> Stated problem:
The answer is one number: how many lines hold the string "Carver".

> Exercise input:
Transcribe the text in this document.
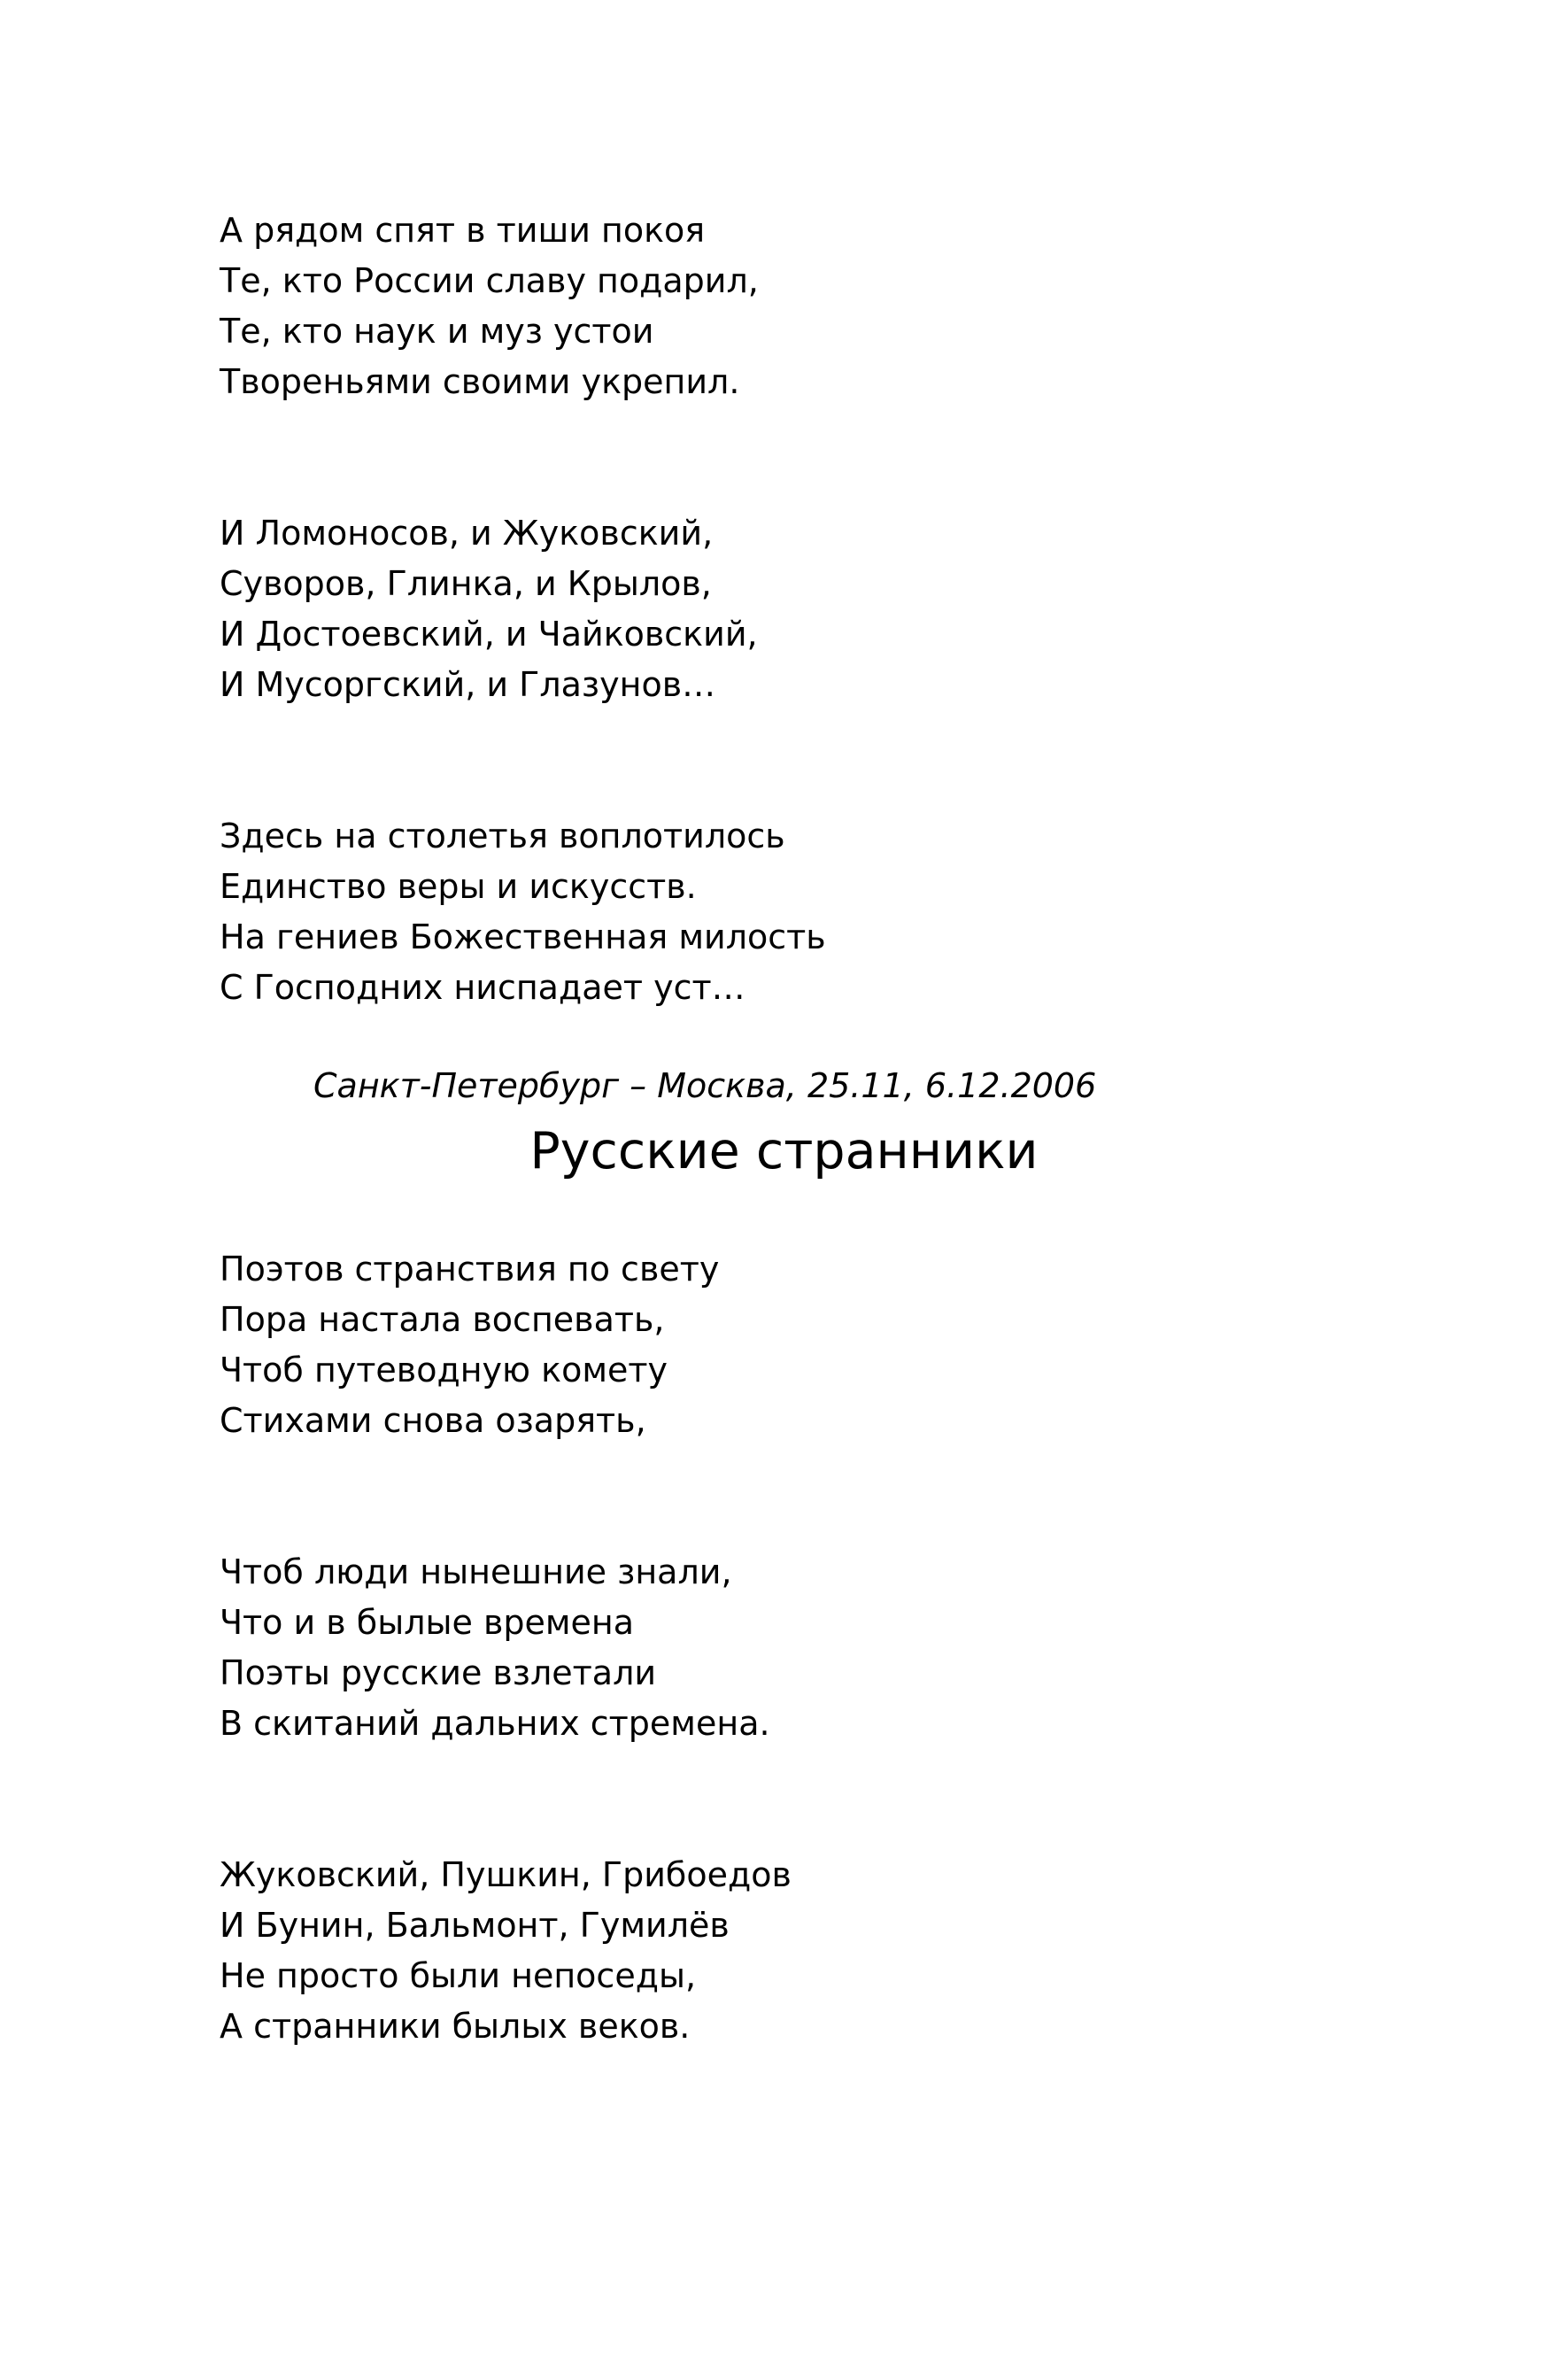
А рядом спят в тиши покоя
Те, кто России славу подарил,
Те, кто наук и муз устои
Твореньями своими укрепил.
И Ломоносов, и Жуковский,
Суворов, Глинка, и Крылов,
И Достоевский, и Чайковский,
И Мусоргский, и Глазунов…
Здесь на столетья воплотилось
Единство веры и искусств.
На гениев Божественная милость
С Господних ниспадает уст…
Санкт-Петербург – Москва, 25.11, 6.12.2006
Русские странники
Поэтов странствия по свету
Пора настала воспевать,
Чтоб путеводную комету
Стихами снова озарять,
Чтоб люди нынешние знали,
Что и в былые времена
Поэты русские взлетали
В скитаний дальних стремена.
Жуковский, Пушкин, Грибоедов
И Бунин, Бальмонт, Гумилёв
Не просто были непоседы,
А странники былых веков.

* * *

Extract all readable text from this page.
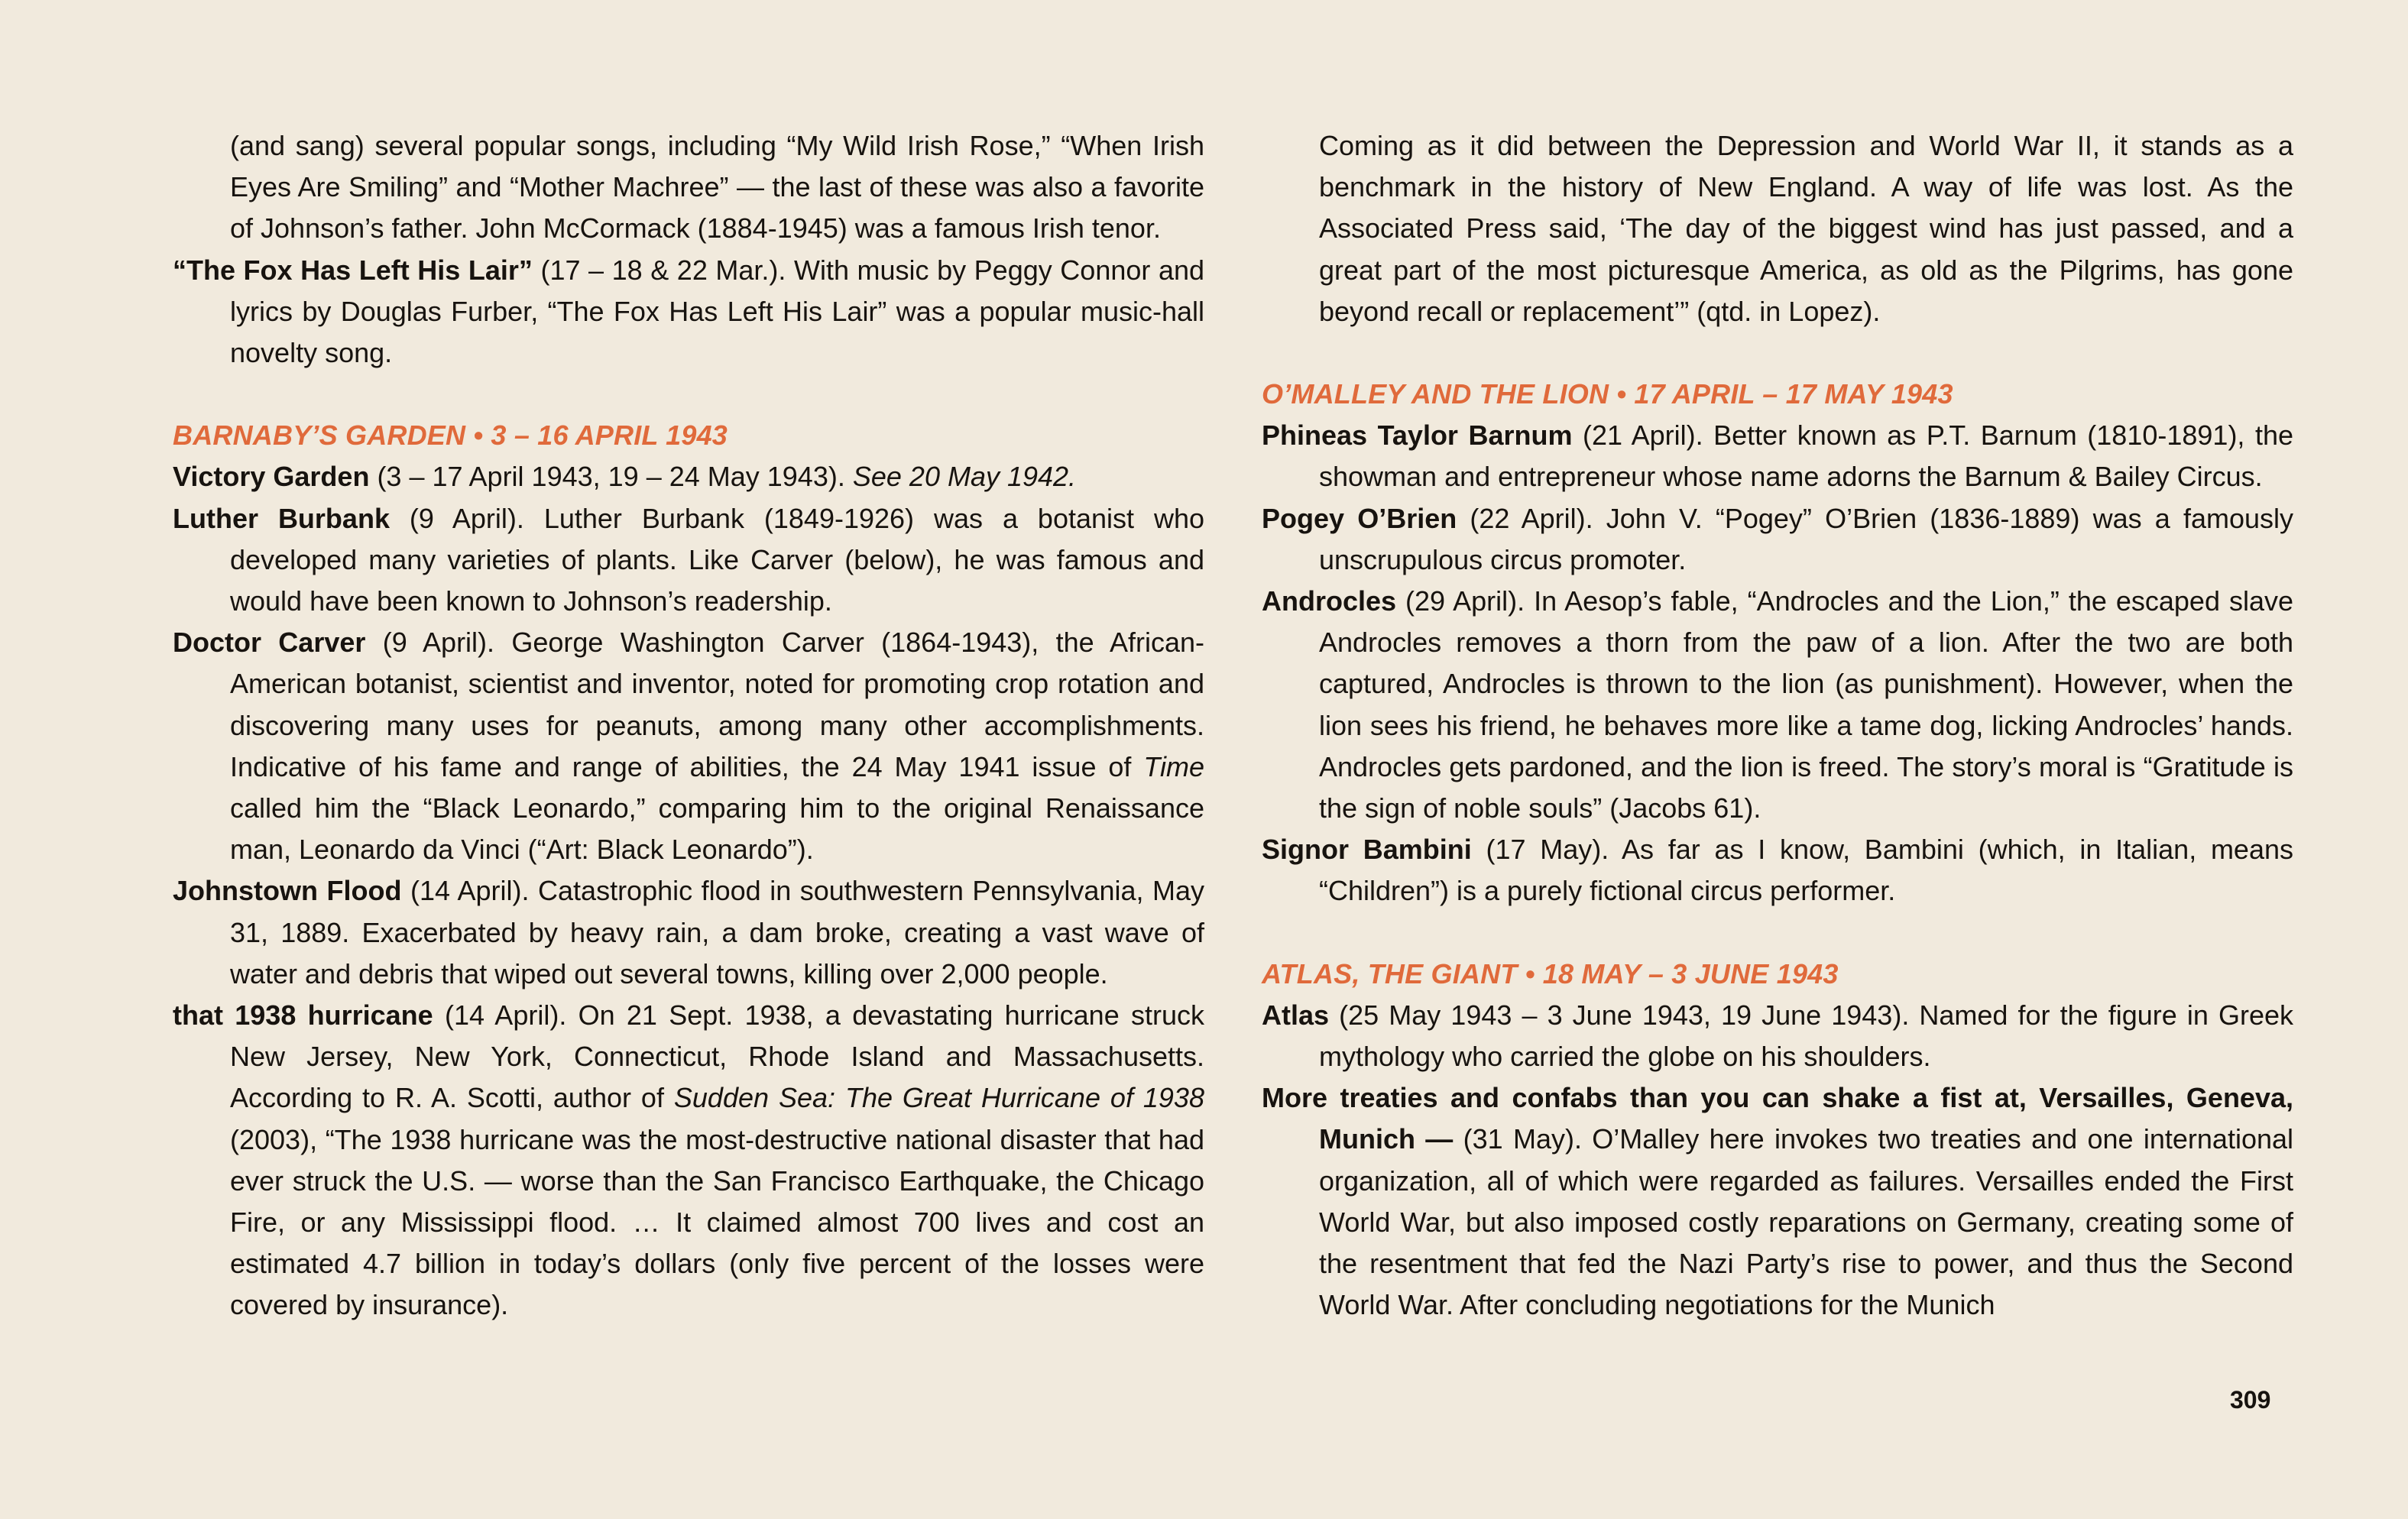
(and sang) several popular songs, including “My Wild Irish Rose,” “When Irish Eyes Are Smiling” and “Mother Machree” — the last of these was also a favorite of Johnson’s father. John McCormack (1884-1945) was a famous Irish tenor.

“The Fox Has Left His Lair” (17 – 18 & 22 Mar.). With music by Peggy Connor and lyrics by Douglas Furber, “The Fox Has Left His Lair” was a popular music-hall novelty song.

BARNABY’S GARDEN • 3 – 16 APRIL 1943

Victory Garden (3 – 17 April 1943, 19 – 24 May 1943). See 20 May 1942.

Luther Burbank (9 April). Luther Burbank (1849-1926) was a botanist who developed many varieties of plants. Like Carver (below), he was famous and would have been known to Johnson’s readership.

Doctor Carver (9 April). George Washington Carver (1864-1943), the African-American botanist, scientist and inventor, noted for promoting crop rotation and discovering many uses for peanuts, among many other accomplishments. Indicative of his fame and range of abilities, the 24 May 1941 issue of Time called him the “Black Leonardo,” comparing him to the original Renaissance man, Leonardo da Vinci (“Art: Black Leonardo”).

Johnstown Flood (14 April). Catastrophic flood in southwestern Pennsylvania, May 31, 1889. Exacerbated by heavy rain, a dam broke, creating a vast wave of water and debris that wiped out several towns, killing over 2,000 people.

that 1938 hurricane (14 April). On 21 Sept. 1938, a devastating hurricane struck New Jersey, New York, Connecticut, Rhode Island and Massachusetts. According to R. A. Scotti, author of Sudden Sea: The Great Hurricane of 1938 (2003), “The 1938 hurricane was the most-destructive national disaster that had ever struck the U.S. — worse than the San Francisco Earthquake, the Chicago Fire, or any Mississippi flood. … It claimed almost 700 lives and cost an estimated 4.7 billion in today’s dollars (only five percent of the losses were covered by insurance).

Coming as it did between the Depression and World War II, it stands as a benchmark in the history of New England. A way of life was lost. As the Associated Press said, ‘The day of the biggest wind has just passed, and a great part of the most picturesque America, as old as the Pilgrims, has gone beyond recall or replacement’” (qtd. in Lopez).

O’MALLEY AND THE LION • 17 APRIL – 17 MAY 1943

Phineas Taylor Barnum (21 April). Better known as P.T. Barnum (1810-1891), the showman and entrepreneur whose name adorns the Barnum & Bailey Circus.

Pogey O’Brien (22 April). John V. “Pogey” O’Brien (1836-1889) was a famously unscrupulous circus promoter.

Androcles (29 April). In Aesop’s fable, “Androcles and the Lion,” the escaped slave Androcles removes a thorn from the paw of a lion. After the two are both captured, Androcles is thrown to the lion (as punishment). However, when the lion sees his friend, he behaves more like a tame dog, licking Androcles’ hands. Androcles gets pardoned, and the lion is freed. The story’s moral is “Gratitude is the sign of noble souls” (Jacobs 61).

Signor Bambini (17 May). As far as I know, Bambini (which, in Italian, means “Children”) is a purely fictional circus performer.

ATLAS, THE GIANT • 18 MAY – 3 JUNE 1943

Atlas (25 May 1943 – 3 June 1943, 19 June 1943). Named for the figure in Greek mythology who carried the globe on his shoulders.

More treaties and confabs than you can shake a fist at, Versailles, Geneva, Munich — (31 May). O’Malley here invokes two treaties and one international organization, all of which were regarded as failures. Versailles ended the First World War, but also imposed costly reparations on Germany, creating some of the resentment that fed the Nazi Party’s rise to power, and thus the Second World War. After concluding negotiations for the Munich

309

> Result below:
2